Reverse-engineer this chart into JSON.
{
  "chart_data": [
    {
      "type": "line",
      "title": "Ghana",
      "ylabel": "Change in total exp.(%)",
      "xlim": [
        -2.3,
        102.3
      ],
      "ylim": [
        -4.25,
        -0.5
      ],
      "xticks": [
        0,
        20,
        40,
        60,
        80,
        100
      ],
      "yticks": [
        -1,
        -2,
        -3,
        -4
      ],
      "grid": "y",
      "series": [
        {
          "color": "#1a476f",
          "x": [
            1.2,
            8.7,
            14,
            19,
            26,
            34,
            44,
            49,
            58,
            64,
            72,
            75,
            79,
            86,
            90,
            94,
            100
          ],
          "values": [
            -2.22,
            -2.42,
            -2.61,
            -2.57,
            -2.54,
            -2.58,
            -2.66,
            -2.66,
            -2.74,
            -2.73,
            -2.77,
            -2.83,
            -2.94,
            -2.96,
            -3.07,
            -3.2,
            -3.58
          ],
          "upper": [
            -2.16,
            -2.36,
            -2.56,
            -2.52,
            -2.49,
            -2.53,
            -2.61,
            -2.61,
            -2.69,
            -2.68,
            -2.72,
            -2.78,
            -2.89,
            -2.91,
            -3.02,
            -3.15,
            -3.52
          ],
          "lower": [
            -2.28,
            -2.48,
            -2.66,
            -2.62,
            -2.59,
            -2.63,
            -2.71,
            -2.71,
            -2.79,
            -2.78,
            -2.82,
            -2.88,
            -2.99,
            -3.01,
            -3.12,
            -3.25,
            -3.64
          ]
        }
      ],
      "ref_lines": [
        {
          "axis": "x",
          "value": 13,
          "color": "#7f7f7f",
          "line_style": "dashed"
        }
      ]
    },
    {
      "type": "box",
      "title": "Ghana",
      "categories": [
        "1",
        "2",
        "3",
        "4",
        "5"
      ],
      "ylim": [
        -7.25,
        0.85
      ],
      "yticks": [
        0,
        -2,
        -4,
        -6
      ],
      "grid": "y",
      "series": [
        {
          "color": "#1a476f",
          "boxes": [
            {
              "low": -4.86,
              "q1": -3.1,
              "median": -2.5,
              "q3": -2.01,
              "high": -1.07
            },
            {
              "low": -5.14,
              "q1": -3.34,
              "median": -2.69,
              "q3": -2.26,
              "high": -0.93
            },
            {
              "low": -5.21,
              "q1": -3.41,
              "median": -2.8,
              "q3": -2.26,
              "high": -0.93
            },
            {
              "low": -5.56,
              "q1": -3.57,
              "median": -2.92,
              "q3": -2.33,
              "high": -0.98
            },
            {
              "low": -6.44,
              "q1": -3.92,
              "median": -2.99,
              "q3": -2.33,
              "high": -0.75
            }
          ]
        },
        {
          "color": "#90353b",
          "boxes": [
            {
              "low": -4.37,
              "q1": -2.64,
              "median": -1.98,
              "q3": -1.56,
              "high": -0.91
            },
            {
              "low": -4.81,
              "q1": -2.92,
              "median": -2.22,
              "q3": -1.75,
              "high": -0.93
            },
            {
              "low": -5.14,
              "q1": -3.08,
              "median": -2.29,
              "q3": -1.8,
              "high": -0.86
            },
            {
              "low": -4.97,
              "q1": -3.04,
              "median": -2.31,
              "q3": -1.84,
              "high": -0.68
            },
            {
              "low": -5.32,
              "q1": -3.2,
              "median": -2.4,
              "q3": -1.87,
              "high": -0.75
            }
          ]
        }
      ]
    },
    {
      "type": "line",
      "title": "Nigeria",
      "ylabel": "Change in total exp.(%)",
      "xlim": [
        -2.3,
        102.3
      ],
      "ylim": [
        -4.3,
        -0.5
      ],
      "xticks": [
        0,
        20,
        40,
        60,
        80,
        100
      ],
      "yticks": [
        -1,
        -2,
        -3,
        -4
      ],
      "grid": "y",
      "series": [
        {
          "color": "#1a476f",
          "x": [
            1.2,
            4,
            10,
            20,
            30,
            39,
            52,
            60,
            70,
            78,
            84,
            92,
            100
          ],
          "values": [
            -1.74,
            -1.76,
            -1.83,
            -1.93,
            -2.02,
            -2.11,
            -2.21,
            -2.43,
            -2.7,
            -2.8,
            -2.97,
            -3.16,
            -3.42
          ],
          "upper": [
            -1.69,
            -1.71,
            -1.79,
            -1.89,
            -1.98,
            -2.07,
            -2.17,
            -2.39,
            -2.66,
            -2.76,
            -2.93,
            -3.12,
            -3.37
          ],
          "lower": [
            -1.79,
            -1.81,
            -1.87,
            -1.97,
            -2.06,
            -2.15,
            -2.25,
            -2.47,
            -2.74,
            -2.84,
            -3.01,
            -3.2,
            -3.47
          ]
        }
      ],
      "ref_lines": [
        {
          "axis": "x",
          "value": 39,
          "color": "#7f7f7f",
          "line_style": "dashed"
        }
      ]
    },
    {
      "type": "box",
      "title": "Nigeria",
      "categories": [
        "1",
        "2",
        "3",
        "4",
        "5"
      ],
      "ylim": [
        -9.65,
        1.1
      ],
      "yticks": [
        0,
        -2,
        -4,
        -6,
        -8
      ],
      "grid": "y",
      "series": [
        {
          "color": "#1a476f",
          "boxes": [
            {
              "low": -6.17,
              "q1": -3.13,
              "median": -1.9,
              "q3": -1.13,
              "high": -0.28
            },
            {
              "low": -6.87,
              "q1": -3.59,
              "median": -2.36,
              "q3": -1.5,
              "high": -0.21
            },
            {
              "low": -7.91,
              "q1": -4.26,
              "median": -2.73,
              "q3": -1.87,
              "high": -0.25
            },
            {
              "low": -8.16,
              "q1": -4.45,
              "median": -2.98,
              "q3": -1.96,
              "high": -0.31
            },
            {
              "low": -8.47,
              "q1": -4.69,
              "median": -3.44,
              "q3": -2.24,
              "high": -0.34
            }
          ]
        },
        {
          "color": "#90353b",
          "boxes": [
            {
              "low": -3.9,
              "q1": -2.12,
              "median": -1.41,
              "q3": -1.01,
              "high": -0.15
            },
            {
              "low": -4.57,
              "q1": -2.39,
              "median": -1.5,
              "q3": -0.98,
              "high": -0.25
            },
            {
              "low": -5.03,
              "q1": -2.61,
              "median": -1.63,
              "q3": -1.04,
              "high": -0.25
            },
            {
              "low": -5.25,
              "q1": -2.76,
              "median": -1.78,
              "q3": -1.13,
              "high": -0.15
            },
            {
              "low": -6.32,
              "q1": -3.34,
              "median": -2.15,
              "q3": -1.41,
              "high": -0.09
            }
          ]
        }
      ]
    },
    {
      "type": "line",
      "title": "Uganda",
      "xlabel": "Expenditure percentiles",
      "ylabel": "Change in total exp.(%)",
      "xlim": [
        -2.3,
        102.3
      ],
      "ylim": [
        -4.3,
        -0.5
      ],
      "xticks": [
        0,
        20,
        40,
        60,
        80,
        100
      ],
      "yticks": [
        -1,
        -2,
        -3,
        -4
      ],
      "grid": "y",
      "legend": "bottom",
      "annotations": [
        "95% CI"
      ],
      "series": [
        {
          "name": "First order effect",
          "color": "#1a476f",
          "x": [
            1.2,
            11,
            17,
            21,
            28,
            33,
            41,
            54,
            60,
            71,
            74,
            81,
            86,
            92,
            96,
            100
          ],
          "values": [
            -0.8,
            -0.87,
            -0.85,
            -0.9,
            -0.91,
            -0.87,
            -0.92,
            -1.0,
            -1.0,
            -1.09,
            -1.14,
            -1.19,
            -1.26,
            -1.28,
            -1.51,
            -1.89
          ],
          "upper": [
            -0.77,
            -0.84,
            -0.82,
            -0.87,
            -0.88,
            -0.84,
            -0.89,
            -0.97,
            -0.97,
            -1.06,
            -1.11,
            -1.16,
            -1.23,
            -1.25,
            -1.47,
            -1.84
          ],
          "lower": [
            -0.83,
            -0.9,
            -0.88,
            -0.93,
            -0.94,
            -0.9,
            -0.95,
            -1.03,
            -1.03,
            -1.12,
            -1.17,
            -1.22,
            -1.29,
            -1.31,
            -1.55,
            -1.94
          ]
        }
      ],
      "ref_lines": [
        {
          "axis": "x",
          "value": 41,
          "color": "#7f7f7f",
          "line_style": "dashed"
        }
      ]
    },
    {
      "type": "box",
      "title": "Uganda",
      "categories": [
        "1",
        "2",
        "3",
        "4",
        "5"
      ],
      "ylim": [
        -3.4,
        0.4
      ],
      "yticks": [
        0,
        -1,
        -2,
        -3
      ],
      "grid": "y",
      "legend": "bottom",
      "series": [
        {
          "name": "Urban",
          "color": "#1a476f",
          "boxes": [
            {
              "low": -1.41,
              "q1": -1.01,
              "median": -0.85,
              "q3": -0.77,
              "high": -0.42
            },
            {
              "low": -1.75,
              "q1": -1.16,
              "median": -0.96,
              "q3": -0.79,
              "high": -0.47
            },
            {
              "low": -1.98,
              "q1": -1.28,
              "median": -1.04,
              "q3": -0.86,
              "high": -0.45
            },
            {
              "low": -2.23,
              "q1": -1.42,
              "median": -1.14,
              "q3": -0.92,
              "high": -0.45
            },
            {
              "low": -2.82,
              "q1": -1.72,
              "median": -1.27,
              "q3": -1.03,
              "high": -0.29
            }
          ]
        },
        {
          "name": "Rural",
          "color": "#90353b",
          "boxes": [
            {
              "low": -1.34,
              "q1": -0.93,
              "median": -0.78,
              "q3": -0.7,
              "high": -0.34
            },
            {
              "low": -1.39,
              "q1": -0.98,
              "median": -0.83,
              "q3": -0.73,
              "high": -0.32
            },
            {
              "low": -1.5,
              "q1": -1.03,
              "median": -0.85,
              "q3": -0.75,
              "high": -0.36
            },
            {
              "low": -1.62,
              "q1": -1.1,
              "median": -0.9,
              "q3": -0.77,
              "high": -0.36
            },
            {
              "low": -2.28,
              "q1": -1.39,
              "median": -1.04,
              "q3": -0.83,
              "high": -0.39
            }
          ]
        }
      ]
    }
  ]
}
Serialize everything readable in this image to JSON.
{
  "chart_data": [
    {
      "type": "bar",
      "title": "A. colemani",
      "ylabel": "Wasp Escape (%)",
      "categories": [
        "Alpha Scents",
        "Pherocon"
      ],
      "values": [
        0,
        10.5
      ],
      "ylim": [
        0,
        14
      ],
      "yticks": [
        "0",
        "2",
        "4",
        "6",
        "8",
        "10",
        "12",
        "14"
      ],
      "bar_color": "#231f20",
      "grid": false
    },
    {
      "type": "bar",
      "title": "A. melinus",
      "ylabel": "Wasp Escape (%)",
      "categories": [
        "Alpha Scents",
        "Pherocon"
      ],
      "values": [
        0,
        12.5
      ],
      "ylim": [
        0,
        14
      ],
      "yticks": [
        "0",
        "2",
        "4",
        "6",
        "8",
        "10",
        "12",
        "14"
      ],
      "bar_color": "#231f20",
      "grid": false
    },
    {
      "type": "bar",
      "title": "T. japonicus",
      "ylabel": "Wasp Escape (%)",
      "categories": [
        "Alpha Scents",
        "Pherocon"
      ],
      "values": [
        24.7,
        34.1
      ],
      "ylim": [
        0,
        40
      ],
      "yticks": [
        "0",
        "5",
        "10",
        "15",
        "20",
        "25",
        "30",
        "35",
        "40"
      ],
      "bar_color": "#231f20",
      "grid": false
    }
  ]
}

◆ ◆ ◆

# Set exercise
Check the records above line by line and tally those holding the string "name". Answer with the number only.

# Task answer
3